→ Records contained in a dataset
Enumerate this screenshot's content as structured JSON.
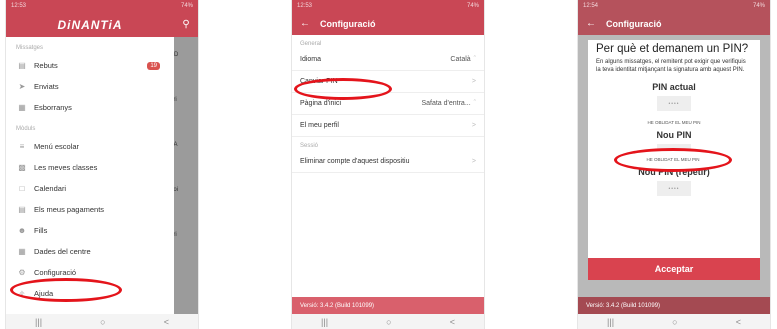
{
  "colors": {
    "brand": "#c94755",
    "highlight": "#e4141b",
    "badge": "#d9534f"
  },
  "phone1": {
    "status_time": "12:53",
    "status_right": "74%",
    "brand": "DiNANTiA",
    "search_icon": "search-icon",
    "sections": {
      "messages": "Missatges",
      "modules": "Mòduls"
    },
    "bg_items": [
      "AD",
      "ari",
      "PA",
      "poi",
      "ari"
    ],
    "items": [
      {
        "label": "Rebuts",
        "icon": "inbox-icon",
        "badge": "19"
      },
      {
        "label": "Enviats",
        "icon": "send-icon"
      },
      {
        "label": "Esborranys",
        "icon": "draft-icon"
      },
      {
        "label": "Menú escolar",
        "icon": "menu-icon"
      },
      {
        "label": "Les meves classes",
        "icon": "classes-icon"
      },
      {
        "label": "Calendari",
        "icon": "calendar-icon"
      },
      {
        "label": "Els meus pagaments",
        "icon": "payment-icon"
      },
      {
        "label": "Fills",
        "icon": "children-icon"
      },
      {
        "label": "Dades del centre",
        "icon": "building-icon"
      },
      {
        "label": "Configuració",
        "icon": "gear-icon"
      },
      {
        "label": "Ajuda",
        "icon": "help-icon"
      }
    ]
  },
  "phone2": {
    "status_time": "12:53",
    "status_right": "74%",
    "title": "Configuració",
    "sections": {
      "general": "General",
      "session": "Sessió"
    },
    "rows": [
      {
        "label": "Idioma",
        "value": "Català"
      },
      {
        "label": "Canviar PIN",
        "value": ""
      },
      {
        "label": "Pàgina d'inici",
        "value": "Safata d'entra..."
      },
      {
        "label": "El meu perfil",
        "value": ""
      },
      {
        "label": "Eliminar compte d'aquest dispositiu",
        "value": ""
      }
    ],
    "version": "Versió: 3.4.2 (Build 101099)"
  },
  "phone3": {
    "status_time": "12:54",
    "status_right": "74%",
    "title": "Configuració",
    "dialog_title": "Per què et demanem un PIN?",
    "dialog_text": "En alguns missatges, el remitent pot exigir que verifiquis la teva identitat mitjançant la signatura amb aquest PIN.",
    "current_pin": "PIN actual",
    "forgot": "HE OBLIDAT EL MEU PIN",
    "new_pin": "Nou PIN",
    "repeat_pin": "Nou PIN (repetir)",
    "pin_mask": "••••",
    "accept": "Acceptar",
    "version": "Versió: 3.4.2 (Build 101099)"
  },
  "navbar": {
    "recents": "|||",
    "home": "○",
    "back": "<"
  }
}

→ Instructions to follow
Set down all the entries exactly as they appear, but skip any pictures.

→ Exercise result
Enumerate this screenshot's content as structured JSON.
{
  "colors": {
    "brand": "#c94755",
    "highlight": "#e4141b",
    "badge": "#d9534f"
  },
  "phone1": {
    "status_time": "12:53",
    "status_right": "74%",
    "brand": "DiNANTiA",
    "search_icon": "search-icon",
    "sections": {
      "messages": "Missatges",
      "modules": "Mòduls"
    },
    "bg_items": [
      "AD",
      "ari",
      "PA",
      "poi",
      "ari"
    ],
    "items": [
      {
        "label": "Rebuts",
        "icon": "inbox-icon",
        "badge": "19"
      },
      {
        "label": "Enviats",
        "icon": "send-icon"
      },
      {
        "label": "Esborranys",
        "icon": "draft-icon"
      },
      {
        "label": "Menú escolar",
        "icon": "menu-icon"
      },
      {
        "label": "Les meves classes",
        "icon": "classes-icon"
      },
      {
        "label": "Calendari",
        "icon": "calendar-icon"
      },
      {
        "label": "Els meus pagaments",
        "icon": "payment-icon"
      },
      {
        "label": "Fills",
        "icon": "children-icon"
      },
      {
        "label": "Dades del centre",
        "icon": "building-icon"
      },
      {
        "label": "Configuració",
        "icon": "gear-icon"
      },
      {
        "label": "Ajuda",
        "icon": "help-icon"
      }
    ]
  },
  "phone2": {
    "status_time": "12:53",
    "status_right": "74%",
    "title": "Configuració",
    "sections": {
      "general": "General",
      "session": "Sessió"
    },
    "rows": [
      {
        "label": "Idioma",
        "value": "Català"
      },
      {
        "label": "Canviar PIN",
        "value": ""
      },
      {
        "label": "Pàgina d'inici",
        "value": "Safata d'entra..."
      },
      {
        "label": "El meu perfil",
        "value": ""
      },
      {
        "label": "Eliminar compte d'aquest dispositiu",
        "value": ""
      }
    ],
    "version": "Versió: 3.4.2 (Build 101099)"
  },
  "phone3": {
    "status_time": "12:54",
    "status_right": "74%",
    "title": "Configuració",
    "dialog_title": "Per què et demanem un PIN?",
    "dialog_text": "En alguns missatges, el remitent pot exigir que verifiquis la teva identitat mitjançant la signatura amb aquest PIN.",
    "current_pin": "PIN actual",
    "forgot": "HE OBLIDAT EL MEU PIN",
    "new_pin": "Nou PIN",
    "repeat_pin": "Nou PIN (repetir)",
    "pin_mask": "••••",
    "accept": "Acceptar",
    "version": "Versió: 3.4.2 (Build 101099)"
  },
  "navbar": {
    "recents": "|||",
    "home": "○",
    "back": "<"
  }
}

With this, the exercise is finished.